> **Your goal**: In the entries that follow, identify the line containing "Parse this screenshot: output" and return it together with all later lines, exactly as they appear.

> **Excerpts from a figure dataset**:

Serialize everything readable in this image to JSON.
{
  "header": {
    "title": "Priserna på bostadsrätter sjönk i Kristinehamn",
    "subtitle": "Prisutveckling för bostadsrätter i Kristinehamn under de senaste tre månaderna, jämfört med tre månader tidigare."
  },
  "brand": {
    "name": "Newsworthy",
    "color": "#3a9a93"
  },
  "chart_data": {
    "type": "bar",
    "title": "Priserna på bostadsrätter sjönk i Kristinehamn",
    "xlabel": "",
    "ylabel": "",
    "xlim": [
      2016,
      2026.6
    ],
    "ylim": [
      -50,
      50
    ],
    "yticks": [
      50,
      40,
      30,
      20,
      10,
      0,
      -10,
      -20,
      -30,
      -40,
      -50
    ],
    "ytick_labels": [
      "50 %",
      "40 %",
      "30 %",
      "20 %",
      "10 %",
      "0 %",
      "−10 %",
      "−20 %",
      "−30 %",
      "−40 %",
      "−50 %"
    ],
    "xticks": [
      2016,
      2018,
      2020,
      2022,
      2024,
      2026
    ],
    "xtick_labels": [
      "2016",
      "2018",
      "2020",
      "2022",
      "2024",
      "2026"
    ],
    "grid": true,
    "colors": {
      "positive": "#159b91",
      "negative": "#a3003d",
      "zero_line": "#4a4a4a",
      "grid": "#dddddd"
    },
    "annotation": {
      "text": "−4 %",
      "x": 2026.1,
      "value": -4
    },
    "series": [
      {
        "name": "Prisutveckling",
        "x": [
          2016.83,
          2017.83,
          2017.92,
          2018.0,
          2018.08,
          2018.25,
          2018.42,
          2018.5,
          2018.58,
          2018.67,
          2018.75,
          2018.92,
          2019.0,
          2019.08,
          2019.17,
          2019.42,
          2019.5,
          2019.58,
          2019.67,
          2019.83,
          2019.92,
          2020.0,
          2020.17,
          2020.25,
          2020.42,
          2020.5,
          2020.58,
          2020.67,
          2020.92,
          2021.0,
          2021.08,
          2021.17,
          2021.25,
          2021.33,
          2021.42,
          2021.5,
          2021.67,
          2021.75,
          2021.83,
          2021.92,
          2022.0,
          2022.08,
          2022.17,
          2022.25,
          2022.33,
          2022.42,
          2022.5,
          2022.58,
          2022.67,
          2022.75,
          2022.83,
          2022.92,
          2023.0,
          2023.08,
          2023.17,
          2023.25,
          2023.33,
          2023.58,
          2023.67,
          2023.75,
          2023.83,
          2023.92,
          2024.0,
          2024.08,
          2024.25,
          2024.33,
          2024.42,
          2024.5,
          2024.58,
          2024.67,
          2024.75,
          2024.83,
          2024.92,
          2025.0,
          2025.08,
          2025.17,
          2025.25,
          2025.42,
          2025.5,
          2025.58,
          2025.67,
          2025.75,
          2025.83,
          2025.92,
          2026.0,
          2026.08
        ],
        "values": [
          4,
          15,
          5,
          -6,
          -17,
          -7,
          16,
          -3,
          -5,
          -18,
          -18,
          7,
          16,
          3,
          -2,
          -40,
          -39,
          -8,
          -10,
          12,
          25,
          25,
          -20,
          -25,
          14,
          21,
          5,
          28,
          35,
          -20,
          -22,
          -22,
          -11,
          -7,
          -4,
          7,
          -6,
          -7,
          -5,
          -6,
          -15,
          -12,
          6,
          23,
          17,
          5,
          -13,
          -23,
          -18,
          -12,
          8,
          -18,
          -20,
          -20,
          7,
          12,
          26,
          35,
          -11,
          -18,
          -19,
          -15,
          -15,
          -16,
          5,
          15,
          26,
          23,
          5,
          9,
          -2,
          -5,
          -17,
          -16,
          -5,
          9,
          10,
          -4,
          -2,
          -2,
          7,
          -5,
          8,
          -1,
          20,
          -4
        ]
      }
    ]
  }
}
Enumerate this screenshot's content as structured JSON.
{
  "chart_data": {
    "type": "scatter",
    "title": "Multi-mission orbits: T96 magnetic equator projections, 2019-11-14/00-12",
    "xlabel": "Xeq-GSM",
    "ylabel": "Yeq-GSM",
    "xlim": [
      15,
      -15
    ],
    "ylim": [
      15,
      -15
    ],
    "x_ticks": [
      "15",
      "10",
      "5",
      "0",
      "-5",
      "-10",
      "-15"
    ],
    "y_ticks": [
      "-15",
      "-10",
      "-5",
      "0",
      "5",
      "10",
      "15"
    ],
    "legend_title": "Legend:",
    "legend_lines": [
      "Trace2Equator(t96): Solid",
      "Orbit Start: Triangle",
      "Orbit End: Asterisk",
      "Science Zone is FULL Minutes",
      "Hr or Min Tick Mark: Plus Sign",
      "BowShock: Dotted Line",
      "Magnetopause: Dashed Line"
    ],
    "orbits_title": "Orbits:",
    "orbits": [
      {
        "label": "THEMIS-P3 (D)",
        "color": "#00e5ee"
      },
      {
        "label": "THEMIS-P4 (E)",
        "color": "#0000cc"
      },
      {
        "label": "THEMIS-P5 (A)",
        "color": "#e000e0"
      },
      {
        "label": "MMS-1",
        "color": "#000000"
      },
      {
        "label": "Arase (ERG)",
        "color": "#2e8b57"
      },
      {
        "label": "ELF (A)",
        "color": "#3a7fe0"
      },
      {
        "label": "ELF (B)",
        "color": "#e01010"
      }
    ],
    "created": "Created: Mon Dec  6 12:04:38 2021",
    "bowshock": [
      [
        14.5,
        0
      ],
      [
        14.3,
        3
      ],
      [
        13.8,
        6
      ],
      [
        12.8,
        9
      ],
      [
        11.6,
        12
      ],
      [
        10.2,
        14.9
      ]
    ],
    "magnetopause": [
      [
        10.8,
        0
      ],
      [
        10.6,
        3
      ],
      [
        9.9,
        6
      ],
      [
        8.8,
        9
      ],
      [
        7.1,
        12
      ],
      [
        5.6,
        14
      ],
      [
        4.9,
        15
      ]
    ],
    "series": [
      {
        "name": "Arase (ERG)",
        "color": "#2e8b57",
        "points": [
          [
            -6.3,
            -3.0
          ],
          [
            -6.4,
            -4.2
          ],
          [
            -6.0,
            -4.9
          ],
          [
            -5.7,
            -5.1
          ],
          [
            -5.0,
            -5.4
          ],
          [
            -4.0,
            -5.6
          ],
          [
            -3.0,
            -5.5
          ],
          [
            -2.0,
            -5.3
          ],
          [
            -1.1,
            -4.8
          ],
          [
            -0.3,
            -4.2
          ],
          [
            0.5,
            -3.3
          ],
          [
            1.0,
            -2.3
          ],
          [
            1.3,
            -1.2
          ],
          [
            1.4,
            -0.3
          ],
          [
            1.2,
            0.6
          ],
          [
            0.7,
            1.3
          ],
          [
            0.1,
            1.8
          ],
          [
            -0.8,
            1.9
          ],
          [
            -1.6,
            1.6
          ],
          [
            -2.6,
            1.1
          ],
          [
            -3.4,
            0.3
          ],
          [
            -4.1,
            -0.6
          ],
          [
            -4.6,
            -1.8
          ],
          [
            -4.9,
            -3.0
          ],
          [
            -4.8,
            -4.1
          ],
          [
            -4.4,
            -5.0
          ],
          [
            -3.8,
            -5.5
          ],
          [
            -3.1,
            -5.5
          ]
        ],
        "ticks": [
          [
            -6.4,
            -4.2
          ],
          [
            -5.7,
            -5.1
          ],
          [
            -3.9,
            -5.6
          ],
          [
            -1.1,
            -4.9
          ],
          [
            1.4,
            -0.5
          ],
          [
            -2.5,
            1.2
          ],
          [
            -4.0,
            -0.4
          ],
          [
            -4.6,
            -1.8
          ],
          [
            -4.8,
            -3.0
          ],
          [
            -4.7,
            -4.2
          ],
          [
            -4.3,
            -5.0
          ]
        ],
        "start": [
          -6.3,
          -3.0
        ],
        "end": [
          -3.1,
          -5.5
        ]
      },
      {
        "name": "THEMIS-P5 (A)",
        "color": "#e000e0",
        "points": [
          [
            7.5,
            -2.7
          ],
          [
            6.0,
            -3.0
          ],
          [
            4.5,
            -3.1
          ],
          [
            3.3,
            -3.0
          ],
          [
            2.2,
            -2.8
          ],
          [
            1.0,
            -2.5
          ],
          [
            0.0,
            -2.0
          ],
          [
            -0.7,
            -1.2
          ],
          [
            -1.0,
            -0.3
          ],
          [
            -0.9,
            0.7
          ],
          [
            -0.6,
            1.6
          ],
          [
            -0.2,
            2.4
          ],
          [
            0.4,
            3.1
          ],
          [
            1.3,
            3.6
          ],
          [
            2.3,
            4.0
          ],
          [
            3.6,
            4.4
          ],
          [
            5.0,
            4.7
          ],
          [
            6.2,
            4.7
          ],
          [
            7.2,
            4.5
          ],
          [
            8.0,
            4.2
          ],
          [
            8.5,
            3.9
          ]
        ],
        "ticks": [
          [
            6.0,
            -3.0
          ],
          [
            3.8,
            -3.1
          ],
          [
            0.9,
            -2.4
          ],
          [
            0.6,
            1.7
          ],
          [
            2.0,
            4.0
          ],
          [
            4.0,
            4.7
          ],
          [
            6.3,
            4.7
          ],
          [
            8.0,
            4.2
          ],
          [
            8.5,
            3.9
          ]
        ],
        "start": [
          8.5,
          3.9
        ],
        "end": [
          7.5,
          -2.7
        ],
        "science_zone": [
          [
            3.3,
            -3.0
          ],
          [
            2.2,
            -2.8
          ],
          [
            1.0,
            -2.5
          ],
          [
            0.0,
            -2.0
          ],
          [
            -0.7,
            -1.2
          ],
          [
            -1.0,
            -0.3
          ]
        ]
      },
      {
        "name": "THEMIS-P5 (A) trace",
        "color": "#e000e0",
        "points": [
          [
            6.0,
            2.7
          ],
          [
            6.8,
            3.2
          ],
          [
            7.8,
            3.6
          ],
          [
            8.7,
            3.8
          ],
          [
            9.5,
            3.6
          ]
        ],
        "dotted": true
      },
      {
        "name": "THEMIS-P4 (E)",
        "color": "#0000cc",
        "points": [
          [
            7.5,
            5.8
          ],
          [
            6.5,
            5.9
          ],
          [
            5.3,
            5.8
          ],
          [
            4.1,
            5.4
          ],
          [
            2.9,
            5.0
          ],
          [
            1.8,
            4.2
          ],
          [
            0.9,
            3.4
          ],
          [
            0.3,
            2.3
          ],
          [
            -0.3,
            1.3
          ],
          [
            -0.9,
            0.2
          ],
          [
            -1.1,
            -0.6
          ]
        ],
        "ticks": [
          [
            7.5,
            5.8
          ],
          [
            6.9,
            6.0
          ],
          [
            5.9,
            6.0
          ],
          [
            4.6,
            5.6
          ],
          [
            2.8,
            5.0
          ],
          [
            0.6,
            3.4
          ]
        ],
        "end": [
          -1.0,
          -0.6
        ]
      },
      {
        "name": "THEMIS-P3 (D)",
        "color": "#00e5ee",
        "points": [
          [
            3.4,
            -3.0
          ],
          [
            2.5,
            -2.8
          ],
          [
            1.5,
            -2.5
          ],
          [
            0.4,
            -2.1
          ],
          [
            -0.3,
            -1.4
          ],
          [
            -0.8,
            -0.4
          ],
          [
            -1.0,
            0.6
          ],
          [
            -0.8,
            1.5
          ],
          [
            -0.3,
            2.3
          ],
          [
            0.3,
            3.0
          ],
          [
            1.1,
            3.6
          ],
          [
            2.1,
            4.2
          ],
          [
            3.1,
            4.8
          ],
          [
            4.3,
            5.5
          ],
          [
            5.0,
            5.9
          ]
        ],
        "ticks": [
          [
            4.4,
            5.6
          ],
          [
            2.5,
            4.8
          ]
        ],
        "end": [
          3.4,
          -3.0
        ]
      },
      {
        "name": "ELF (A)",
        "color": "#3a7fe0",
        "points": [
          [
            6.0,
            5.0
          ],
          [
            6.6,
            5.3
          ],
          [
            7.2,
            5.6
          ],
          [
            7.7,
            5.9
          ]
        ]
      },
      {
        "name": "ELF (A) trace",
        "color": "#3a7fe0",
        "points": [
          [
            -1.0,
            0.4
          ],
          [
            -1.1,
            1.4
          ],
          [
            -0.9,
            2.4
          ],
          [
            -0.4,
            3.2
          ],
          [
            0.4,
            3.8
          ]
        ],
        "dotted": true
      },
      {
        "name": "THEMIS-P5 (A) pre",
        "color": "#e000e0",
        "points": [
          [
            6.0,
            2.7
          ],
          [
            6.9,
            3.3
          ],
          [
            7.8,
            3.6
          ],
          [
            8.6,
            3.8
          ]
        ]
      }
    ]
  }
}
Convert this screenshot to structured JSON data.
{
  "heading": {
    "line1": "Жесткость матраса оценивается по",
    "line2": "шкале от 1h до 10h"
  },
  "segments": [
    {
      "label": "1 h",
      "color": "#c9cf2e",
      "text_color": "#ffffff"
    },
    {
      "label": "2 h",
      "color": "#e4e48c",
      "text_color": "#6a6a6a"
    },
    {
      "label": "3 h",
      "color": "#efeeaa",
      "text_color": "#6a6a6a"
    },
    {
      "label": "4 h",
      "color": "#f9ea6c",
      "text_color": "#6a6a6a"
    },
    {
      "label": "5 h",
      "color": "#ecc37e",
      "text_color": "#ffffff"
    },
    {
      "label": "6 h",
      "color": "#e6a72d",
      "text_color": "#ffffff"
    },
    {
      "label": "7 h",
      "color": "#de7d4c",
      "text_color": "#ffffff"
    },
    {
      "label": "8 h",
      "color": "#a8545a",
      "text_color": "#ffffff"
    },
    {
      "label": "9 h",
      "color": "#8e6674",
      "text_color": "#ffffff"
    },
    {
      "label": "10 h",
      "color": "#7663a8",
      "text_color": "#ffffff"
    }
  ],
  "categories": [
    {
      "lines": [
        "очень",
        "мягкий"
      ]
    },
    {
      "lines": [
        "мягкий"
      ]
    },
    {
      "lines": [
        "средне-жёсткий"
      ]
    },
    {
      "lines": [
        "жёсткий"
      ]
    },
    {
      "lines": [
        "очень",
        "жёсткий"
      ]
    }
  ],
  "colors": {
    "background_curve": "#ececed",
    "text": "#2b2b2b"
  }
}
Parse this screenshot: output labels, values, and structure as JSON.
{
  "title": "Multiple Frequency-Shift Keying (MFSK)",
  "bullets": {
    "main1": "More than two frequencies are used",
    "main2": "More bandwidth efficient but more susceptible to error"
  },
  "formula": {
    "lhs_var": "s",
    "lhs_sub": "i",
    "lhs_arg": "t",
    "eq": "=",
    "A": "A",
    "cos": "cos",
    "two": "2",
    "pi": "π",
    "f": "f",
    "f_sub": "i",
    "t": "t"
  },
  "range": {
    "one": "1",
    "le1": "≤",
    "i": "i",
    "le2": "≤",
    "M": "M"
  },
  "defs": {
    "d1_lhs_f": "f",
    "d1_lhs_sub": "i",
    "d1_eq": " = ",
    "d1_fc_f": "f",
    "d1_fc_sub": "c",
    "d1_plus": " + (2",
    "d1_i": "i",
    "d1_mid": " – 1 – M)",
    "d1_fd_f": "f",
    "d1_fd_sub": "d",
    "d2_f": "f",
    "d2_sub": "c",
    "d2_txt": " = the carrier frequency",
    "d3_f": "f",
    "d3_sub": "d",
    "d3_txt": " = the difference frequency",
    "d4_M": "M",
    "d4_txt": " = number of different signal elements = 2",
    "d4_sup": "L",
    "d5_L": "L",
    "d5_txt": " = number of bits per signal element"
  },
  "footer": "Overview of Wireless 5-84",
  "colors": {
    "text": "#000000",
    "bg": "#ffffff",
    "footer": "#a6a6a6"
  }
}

> **Right answer**:
Parse this screenshot: output labels, values, and structure as JSON.
{
  "title": "Multiple Frequency-Shift Keying (MFSK)",
  "bullets": {
    "main1": "More than two frequencies are used",
    "main2": "More bandwidth efficient but more susceptible to error"
  },
  "formula": {
    "lhs_var": "s",
    "lhs_sub": "i",
    "lhs_arg": "t",
    "eq": "=",
    "A": "A",
    "cos": "cos",
    "two": "2",
    "pi": "π",
    "f": "f",
    "f_sub": "i",
    "t": "t"
  },
  "range": {
    "one": "1",
    "le1": "≤",
    "i": "i",
    "le2": "≤",
    "M": "M"
  },
  "defs": {
    "d1_lhs_f": "f",
    "d1_lhs_sub": "i",
    "d1_eq": " = ",
    "d1_fc_f": "f",
    "d1_fc_sub": "c",
    "d1_plus": " + (2",
    "d1_i": "i",
    "d1_mid": " – 1 – M)",
    "d1_fd_f": "f",
    "d1_fd_sub": "d",
    "d2_f": "f",
    "d2_sub": "c",
    "d2_txt": " = the carrier frequency",
    "d3_f": "f",
    "d3_sub": "d",
    "d3_txt": " = the difference frequency",
    "d4_M": "M",
    "d4_txt": " = number of different signal elements = 2",
    "d4_sup": "L",
    "d5_L": "L",
    "d5_txt": " = number of bits per signal element"
  },
  "footer": "Overview of Wireless 5-84",
  "colors": {
    "text": "#000000",
    "bg": "#ffffff",
    "footer": "#a6a6a6"
  }
}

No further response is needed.